▸ Records supplied:
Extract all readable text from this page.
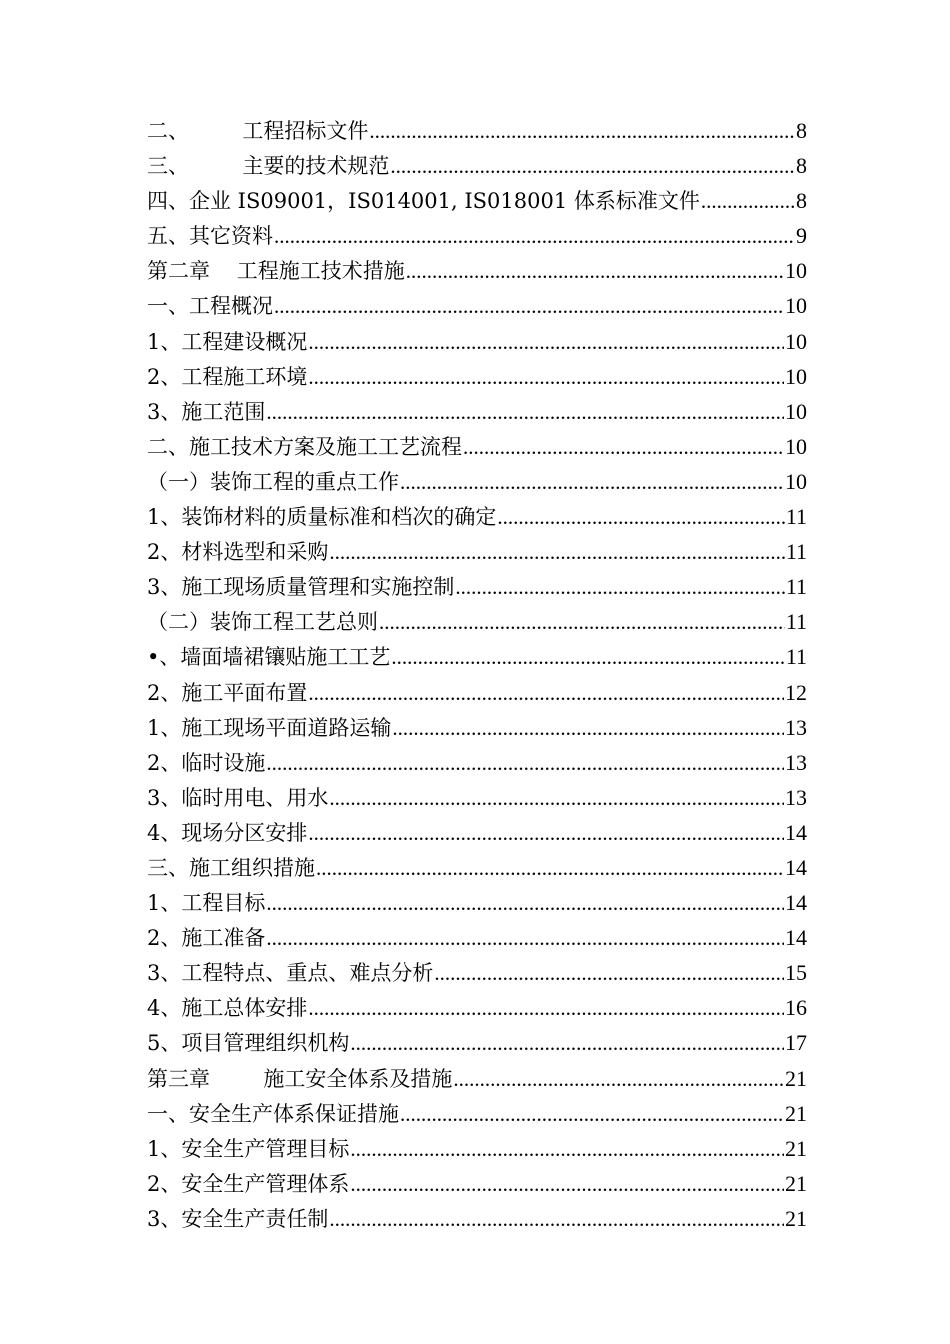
二、        工程招标文件 .....	8
三、        主要的技术规范 .....	8
四、企业 IS09001，IS014001, IS018001 体系标准文件 .....	8
五、其它资料 .....	9
第二章    工程施工技术措施 .....	10
一、工程概况 .....	10
1、工程建设概况 .....	10
2、工程施工环境 .....	10
3、施工范围 .....	10
二、施工技术方案及施工工艺流程 .....	10
（一）装饰工程的重点工作 .....	10
1、装饰材料的质量标准和档次的确定 .....	11
2、材料选型和采购 .....	11
3、施工现场质量管理和实施控制 .....	11
（二）装饰工程工艺总则 .....	11
•、墙面墙裙镶贴施工工艺 .....	11
2、施工平面布置 .....	12
1、施工现场平面道路运输 .....	13
2、临时设施 .....	13
3、临时用电、用水 .....	13
4、现场分区安排 .....	14
三、施工组织措施 .....	14
1、工程目标 .....	14
2、施工准备 .....	14
3、工程特点、重点、难点分析 .....	15
4、施工总体安排 .....	16
5、项目管理组织机构 .....	17
第三章        施工安全体系及措施 .....	21
一、安全生产体系保证措施 .....	21
1、安全生产管理目标 .....	21
2、安全生产管理体系 .....	21
3、安全生产责任制 .....	21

▸ Exercise brief: Keep the pictures out of your copy, and repeat every entry above exactly.

▸ The response:
Extract all readable text from this page.
二、        工程招标文件 .....	8
三、        主要的技术规范 .....	8
四、企业 IS09001，IS014001, IS018001 体系标准文件 .....	8
五、其它资料 .....	9
第二章    工程施工技术措施 .....	10
一、工程概况 .....	10
1、工程建设概况 .....	10
2、工程施工环境 .....	10
3、施工范围 .....	10
二、施工技术方案及施工工艺流程 .....	10
（一）装饰工程的重点工作 .....	10
1、装饰材料的质量标准和档次的确定 .....	11
2、材料选型和采购 .....	11
3、施工现场质量管理和实施控制 .....	11
（二）装饰工程工艺总则 .....	11
•、墙面墙裙镶贴施工工艺 .....	11
2、施工平面布置 .....	12
1、施工现场平面道路运输 .....	13
2、临时设施 .....	13
3、临时用电、用水 .....	13
4、现场分区安排 .....	14
三、施工组织措施 .....	14
1、工程目标 .....	14
2、施工准备 .....	14
3、工程特点、重点、难点分析 .....	15
4、施工总体安排 .....	16
5、项目管理组织机构 .....	17
第三章        施工安全体系及措施 .....	21
一、安全生产体系保证措施 .....	21
1、安全生产管理目标 .....	21
2、安全生产管理体系 .....	21
3、安全生产责任制 .....	21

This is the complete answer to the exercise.